--- Working data ---
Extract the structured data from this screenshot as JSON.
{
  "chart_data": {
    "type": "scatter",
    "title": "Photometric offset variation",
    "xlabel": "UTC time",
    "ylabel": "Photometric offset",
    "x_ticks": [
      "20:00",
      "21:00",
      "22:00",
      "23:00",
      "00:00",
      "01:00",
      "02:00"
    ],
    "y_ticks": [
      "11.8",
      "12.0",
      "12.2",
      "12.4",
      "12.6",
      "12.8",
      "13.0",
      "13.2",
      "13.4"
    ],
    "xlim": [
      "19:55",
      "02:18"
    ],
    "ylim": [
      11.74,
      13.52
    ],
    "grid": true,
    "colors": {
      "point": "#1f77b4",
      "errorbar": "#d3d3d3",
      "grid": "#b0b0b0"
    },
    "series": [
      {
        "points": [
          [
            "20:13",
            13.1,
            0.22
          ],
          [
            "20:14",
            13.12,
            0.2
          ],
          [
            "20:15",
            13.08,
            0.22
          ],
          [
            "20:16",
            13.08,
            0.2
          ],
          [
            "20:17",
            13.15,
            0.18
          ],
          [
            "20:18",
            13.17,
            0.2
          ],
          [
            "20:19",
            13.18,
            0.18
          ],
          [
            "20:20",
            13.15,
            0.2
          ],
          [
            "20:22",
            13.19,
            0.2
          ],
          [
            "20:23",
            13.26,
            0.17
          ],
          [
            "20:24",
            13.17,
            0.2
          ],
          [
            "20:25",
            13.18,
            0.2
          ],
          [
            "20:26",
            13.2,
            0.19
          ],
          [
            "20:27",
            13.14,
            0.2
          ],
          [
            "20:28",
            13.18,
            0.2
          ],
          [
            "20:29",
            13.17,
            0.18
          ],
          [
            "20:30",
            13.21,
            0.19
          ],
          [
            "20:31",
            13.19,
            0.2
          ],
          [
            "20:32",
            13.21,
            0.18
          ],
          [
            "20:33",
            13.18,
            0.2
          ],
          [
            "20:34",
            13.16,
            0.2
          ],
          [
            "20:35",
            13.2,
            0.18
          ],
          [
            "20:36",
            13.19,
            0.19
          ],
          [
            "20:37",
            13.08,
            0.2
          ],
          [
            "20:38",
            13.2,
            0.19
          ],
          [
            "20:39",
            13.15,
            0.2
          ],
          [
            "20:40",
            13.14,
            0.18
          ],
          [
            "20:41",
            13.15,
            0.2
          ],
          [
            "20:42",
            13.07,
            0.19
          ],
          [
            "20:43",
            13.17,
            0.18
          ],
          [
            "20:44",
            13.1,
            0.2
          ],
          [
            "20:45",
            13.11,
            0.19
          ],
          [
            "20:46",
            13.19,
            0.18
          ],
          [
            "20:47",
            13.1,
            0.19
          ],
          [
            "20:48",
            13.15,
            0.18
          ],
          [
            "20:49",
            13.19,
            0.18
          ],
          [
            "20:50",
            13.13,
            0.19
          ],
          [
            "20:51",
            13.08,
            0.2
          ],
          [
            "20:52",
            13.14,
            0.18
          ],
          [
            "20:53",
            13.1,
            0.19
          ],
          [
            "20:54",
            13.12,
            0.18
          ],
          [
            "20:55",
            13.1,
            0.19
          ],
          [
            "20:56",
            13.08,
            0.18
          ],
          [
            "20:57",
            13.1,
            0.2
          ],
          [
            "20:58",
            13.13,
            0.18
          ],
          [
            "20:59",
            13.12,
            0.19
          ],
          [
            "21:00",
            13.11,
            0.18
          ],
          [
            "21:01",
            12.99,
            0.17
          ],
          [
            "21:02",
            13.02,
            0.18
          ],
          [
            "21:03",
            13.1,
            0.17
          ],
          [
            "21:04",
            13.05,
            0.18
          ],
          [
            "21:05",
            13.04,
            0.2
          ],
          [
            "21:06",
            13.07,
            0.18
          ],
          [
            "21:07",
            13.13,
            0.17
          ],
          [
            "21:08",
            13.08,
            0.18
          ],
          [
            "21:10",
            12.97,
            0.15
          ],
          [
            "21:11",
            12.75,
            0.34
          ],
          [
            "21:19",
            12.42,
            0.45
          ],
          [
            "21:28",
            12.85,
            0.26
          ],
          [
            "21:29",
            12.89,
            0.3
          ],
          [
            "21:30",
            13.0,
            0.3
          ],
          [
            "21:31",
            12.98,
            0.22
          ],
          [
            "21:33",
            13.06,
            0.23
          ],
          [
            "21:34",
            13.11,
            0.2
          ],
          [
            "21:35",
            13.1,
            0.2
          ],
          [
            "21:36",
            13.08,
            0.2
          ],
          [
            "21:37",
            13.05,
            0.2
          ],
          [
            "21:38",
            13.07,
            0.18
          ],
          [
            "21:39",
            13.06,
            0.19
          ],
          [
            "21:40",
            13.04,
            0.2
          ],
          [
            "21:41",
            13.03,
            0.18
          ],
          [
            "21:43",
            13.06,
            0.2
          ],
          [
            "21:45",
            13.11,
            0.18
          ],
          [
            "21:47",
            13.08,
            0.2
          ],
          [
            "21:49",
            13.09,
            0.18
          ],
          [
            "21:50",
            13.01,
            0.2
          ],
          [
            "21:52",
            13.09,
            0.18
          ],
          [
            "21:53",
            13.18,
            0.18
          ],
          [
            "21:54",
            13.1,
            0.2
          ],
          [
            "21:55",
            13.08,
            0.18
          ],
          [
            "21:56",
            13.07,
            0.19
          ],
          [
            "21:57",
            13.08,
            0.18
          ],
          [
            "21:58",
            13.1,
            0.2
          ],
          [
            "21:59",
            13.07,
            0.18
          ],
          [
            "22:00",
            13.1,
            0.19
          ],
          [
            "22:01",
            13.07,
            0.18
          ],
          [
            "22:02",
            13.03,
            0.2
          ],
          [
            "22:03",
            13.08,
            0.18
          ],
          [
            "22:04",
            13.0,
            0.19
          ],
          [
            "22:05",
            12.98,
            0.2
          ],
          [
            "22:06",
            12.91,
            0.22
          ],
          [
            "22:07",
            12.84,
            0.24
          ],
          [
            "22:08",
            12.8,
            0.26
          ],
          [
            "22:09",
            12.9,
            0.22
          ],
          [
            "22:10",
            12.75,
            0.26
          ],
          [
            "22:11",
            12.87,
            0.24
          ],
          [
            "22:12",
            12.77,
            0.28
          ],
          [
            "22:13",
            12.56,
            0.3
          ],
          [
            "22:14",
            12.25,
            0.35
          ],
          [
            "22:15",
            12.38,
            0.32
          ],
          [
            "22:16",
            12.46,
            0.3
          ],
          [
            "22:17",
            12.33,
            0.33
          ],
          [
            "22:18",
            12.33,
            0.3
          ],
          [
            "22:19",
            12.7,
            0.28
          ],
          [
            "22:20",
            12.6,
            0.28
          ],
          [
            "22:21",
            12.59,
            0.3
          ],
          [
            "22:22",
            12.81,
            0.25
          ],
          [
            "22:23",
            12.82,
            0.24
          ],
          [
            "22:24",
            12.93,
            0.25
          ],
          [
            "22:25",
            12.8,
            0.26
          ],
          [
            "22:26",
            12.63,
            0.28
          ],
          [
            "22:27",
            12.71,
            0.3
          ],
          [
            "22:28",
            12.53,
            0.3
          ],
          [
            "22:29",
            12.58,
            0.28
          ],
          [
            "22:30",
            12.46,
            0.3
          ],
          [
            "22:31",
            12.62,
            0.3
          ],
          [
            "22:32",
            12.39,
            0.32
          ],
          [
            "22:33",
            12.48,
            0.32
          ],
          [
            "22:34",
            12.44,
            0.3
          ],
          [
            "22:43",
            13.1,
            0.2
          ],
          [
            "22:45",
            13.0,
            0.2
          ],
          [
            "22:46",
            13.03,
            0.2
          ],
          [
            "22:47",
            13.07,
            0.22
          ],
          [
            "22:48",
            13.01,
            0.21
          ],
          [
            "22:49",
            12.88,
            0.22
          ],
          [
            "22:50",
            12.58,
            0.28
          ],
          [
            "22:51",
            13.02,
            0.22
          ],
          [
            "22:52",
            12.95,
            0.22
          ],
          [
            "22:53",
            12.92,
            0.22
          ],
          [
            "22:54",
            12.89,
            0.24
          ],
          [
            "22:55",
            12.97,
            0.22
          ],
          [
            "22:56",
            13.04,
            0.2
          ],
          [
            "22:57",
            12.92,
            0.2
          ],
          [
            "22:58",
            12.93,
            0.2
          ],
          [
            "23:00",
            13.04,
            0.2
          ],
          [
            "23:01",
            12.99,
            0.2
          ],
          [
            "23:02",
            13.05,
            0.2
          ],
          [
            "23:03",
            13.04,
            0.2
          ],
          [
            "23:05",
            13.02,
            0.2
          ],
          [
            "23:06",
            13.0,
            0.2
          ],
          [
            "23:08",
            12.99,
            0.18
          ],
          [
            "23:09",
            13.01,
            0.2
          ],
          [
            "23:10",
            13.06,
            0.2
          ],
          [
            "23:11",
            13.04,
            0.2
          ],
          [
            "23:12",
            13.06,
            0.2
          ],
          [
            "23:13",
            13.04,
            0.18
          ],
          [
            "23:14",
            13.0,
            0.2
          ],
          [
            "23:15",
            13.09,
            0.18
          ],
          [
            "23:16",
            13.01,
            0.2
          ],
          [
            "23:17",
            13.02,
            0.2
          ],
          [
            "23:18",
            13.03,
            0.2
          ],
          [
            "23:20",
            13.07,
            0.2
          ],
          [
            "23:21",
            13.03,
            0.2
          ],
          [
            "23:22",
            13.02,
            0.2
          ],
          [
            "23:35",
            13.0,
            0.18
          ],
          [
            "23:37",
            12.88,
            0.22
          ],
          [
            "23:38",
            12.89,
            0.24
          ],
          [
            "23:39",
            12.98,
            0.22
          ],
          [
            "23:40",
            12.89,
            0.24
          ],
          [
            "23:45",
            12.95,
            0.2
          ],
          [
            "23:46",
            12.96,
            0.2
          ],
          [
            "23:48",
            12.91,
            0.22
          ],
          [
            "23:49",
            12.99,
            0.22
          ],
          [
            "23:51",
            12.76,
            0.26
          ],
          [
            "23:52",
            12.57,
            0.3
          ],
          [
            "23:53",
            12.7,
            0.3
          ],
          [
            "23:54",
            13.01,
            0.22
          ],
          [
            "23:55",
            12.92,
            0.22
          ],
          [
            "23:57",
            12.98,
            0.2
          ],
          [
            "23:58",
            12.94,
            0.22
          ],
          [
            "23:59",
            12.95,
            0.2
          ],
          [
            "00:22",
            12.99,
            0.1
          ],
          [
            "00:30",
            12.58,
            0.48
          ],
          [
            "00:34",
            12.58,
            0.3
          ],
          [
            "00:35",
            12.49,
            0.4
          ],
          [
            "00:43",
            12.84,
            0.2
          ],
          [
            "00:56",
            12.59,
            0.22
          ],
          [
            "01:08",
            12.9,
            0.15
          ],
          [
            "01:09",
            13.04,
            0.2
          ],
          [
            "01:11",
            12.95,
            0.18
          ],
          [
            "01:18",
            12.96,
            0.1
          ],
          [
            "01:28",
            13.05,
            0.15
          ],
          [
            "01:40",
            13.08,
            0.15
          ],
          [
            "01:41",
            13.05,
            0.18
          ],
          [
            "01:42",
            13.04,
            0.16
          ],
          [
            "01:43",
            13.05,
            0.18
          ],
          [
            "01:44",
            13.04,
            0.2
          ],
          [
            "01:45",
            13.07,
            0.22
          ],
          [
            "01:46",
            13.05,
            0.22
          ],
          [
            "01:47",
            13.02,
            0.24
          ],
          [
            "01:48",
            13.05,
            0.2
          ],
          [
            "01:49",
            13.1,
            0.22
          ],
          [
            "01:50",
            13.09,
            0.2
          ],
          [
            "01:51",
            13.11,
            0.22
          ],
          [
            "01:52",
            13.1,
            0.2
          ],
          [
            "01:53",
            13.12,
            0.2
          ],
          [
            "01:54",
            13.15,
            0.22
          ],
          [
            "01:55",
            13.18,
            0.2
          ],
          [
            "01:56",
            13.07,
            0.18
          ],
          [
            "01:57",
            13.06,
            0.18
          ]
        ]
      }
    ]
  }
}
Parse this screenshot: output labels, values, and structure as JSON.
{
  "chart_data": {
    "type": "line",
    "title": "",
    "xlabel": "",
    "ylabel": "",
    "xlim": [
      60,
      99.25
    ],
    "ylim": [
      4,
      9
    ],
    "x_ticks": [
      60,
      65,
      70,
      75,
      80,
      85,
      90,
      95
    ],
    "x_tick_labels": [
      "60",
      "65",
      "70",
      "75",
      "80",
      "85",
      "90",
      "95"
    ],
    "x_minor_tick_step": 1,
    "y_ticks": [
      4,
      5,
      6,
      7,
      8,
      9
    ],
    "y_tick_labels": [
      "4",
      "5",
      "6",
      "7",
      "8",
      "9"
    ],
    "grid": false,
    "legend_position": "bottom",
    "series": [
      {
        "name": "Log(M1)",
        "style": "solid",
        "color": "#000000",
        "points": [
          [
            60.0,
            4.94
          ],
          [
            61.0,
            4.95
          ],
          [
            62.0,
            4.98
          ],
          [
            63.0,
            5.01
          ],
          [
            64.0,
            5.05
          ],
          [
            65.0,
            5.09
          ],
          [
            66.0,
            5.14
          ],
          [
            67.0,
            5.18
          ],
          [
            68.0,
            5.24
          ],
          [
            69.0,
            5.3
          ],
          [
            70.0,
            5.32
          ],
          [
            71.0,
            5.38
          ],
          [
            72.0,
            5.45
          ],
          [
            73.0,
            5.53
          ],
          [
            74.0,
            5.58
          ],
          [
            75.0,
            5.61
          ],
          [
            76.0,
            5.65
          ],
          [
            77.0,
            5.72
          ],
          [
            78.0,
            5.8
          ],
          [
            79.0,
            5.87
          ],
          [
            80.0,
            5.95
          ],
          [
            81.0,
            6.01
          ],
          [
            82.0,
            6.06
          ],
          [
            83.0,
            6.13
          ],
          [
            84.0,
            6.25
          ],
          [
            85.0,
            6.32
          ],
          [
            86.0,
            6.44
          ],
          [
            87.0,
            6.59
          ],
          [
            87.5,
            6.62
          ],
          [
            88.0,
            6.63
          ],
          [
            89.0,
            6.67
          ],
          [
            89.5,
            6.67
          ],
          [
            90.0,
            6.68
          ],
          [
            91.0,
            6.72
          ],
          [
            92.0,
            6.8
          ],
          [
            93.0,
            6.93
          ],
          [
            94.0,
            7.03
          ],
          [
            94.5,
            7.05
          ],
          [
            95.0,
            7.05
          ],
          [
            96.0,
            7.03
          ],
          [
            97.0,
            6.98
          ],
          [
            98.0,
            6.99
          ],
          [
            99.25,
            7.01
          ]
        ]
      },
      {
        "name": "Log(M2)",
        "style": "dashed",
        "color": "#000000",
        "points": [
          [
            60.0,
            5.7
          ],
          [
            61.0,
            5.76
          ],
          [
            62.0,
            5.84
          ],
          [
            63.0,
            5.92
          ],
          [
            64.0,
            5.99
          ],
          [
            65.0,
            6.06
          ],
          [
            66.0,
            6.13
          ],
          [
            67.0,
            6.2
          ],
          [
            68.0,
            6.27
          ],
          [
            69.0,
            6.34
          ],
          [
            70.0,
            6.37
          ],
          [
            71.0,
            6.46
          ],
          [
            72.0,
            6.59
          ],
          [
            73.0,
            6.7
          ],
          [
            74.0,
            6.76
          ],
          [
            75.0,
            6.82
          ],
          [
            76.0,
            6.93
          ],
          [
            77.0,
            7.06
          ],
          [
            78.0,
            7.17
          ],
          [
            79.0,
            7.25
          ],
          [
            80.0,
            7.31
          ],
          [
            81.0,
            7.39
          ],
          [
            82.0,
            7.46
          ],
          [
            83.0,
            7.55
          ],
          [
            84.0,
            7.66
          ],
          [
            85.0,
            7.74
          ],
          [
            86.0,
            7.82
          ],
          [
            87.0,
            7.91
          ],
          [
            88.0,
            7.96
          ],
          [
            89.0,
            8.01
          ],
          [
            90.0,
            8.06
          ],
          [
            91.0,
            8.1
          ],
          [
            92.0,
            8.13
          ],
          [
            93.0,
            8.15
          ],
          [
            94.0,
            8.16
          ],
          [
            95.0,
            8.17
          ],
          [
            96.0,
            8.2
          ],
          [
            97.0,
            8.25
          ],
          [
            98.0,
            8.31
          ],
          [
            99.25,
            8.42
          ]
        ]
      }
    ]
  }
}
---
## The problem
Work through the records line by line and tally those with the word "Photometric". Report only the total.

## Output for this task
2